● Required work:
Copy out every line of the listing below verbatim, from first to last.
-- Source data start --
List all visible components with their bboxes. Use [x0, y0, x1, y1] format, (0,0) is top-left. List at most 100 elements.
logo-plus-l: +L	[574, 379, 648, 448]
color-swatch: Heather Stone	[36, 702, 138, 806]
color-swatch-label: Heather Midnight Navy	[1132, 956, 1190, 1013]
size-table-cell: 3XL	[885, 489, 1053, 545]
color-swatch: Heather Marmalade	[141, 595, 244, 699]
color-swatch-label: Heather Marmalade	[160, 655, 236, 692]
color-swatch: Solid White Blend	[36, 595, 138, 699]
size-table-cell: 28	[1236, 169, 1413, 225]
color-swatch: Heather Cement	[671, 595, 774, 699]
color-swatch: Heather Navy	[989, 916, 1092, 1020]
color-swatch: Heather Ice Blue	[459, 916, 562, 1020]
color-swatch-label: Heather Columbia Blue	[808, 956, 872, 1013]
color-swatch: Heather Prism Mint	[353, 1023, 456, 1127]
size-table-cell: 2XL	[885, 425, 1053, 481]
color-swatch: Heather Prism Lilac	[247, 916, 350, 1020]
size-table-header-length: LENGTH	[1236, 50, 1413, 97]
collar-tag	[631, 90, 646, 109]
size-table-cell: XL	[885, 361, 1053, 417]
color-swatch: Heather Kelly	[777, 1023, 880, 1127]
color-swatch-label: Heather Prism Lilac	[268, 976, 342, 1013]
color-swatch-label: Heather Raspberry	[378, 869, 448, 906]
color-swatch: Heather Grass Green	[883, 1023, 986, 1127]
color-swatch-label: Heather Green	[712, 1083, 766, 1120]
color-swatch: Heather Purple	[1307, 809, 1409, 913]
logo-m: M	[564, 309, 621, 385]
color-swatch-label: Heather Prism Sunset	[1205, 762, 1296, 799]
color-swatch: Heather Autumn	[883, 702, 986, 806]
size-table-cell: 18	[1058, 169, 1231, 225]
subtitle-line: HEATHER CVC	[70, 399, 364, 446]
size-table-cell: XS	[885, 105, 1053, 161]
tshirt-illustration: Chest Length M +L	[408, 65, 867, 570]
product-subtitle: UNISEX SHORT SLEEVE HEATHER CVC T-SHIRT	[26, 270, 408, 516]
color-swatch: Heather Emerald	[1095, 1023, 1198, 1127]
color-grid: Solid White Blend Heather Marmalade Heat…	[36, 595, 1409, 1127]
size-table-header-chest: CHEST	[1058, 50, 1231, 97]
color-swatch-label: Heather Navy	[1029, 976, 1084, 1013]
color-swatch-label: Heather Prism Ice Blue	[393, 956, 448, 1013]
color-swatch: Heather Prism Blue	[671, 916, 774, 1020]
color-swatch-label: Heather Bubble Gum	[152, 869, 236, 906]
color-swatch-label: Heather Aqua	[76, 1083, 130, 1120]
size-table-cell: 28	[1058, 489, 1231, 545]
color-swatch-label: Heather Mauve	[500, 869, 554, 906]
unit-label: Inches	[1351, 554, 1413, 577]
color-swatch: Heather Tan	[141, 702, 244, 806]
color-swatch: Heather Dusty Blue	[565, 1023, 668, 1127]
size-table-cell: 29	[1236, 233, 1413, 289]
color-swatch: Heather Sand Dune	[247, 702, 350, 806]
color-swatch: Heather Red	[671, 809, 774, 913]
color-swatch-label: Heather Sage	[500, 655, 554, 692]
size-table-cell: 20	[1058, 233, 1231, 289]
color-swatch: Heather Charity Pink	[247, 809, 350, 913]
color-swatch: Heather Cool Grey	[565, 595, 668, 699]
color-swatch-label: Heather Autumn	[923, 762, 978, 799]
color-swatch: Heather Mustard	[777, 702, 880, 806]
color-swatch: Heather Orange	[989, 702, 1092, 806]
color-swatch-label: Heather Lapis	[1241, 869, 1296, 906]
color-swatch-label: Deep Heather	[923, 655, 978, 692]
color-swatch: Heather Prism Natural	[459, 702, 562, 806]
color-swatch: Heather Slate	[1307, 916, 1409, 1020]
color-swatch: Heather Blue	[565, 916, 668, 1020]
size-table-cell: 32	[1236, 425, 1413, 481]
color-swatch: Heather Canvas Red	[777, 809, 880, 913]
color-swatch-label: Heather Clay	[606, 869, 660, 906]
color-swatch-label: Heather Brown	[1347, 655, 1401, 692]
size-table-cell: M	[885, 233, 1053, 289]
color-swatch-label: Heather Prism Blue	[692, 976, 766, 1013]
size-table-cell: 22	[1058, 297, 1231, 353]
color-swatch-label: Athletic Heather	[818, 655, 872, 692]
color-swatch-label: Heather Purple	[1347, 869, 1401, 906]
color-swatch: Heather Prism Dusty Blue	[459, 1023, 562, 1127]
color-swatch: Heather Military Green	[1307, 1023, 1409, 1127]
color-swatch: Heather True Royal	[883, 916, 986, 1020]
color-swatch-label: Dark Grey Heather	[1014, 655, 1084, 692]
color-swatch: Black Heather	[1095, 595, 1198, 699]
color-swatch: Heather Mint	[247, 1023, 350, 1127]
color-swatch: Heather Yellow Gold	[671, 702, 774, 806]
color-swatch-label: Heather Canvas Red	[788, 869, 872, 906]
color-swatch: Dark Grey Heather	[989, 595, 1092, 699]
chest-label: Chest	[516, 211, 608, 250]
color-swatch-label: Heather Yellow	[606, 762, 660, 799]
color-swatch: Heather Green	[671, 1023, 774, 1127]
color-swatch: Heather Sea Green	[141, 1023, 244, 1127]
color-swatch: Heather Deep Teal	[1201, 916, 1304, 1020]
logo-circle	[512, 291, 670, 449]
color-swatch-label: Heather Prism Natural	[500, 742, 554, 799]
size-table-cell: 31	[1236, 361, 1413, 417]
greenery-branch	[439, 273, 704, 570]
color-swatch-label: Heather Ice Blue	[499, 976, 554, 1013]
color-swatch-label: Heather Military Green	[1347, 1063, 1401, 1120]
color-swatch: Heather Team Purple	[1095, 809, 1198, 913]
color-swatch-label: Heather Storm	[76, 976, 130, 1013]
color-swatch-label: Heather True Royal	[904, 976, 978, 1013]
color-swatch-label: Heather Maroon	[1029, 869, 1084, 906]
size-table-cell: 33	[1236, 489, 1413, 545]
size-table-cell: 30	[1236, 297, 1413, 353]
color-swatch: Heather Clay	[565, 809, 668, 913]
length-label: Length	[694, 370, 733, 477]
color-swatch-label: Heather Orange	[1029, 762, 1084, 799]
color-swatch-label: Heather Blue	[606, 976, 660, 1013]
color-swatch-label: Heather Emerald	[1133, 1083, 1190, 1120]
-- Source data end --
● Complete output:
List all visible components with their bboxes. Use [x0, y0, x1, y1] format, (0,0) is top-left. List at most 100 elements.
logo-plus-l: +L	[574, 379, 648, 448]
color-swatch: Heather Stone	[36, 702, 138, 806]
color-swatch-label: Heather Midnight Navy	[1132, 956, 1190, 1013]
size-table-cell: 3XL	[885, 489, 1053, 545]
color-swatch: Heather Marmalade	[141, 595, 244, 699]
color-swatch-label: Heather Marmalade	[160, 655, 236, 692]
color-swatch: Solid White Blend	[36, 595, 138, 699]
size-table-cell: 28	[1236, 169, 1413, 225]
color-swatch: Heather Cement	[671, 595, 774, 699]
color-swatch: Heather Navy	[989, 916, 1092, 1020]
color-swatch: Heather Ice Blue	[459, 916, 562, 1020]
color-swatch-label: Heather Columbia Blue	[808, 956, 872, 1013]
color-swatch: Heather Prism Mint	[353, 1023, 456, 1127]
size-table-cell: 2XL	[885, 425, 1053, 481]
color-swatch: Heather Prism Lilac	[247, 916, 350, 1020]
size-table-header-length: LENGTH	[1236, 50, 1413, 97]
collar-tag	[631, 90, 646, 109]
size-table-cell: XL	[885, 361, 1053, 417]
color-swatch: Heather Kelly	[777, 1023, 880, 1127]
color-swatch-label: Heather Prism Lilac	[268, 976, 342, 1013]
color-swatch-label: Heather Raspberry	[378, 869, 448, 906]
color-swatch: Heather Grass Green	[883, 1023, 986, 1127]
color-swatch-label: Heather Green	[712, 1083, 766, 1120]
color-swatch: Heather Purple	[1307, 809, 1409, 913]
logo-m: M	[564, 309, 621, 385]
color-swatch-label: Heather Prism Sunset	[1205, 762, 1296, 799]
color-swatch: Heather Autumn	[883, 702, 986, 806]
size-table-cell: 18	[1058, 169, 1231, 225]
subtitle-line: HEATHER CVC	[70, 399, 364, 446]
size-table-cell: XS	[885, 105, 1053, 161]
tshirt-illustration: Chest Length M +L	[408, 65, 867, 570]
product-subtitle: UNISEX SHORT SLEEVE HEATHER CVC T-SHIRT	[26, 270, 408, 516]
color-swatch: Heather Emerald	[1095, 1023, 1198, 1127]
color-grid: Solid White Blend Heather Marmalade Heat…	[36, 595, 1409, 1127]
size-table-header-chest: CHEST	[1058, 50, 1231, 97]
color-swatch-label: Heather Navy	[1029, 976, 1084, 1013]
color-swatch-label: Heather Prism Ice Blue	[393, 956, 448, 1013]
color-swatch: Heather Prism Blue	[671, 916, 774, 1020]
color-swatch-label: Heather Bubble Gum	[152, 869, 236, 906]
color-swatch-label: Heather Aqua	[76, 1083, 130, 1120]
size-table-cell: 28	[1058, 489, 1231, 545]
color-swatch-label: Heather Mauve	[500, 869, 554, 906]
unit-label: Inches	[1351, 554, 1413, 577]
color-swatch: Heather Tan	[141, 702, 244, 806]
color-swatch: Heather Dusty Blue	[565, 1023, 668, 1127]
size-table-cell: 29	[1236, 233, 1413, 289]
color-swatch: Heather Sand Dune	[247, 702, 350, 806]
color-swatch: Heather Red	[671, 809, 774, 913]
color-swatch-label: Heather Sage	[500, 655, 554, 692]
size-table-cell: 20	[1058, 233, 1231, 289]
color-swatch: Heather Charity Pink	[247, 809, 350, 913]
color-swatch: Heather Cool Grey	[565, 595, 668, 699]
color-swatch-label: Heather Autumn	[923, 762, 978, 799]
color-swatch: Heather Mustard	[777, 702, 880, 806]
color-swatch: Heather Orange	[989, 702, 1092, 806]
color-swatch-label: Heather Lapis	[1241, 869, 1296, 906]
color-swatch-label: Deep Heather	[923, 655, 978, 692]
color-swatch: Heather Prism Natural	[459, 702, 562, 806]
color-swatch: Heather Slate	[1307, 916, 1409, 1020]
color-swatch: Heather Blue	[565, 916, 668, 1020]
size-table-cell: 32	[1236, 425, 1413, 481]
color-swatch: Heather Canvas Red	[777, 809, 880, 913]
color-swatch-label: Heather Clay	[606, 869, 660, 906]
color-swatch-label: Heather Brown	[1347, 655, 1401, 692]
size-table-cell: M	[885, 233, 1053, 289]
color-swatch-label: Heather Prism Blue	[692, 976, 766, 1013]
size-table-cell: 22	[1058, 297, 1231, 353]
color-swatch-label: Athletic Heather	[818, 655, 872, 692]
color-swatch-label: Heather Purple	[1347, 869, 1401, 906]
color-swatch: Heather Prism Dusty Blue	[459, 1023, 562, 1127]
color-swatch: Heather Military Green	[1307, 1023, 1409, 1127]
color-swatch: Heather True Royal	[883, 916, 986, 1020]
color-swatch-label: Dark Grey Heather	[1014, 655, 1084, 692]
color-swatch: Black Heather	[1095, 595, 1198, 699]
color-swatch: Heather Mint	[247, 1023, 350, 1127]
color-swatch: Heather Yellow Gold	[671, 702, 774, 806]
color-swatch-label: Heather Canvas Red	[788, 869, 872, 906]
color-swatch: Dark Grey Heather	[989, 595, 1092, 699]
chest-label: Chest	[516, 211, 608, 250]
color-swatch-label: Heather Yellow	[606, 762, 660, 799]
color-swatch: Heather Green	[671, 1023, 774, 1127]
color-swatch: Heather Sea Green	[141, 1023, 244, 1127]
color-swatch: Heather Deep Teal	[1201, 916, 1304, 1020]
logo-circle	[512, 291, 670, 449]
color-swatch-label: Heather Prism Natural	[500, 742, 554, 799]
size-table-cell: 31	[1236, 361, 1413, 417]
greenery-branch	[439, 273, 704, 570]
color-swatch-label: Heather Ice Blue	[499, 976, 554, 1013]
color-swatch-label: Heather Military Green	[1347, 1063, 1401, 1120]
color-swatch: Heather Team Purple	[1095, 809, 1198, 913]
color-swatch-label: Heather Storm	[76, 976, 130, 1013]
color-swatch-label: Heather True Royal	[904, 976, 978, 1013]
color-swatch-label: Heather Maroon	[1029, 869, 1084, 906]
size-table-cell: 33	[1236, 489, 1413, 545]
size-table-cell: 30	[1236, 297, 1413, 353]
color-swatch: Heather Clay	[565, 809, 668, 913]
length-label: Length	[694, 370, 733, 477]
color-swatch-label: Heather Orange	[1029, 762, 1084, 799]
color-swatch-label: Heather Blue	[606, 976, 660, 1013]
color-swatch-label: Heather Emerald	[1133, 1083, 1190, 1120]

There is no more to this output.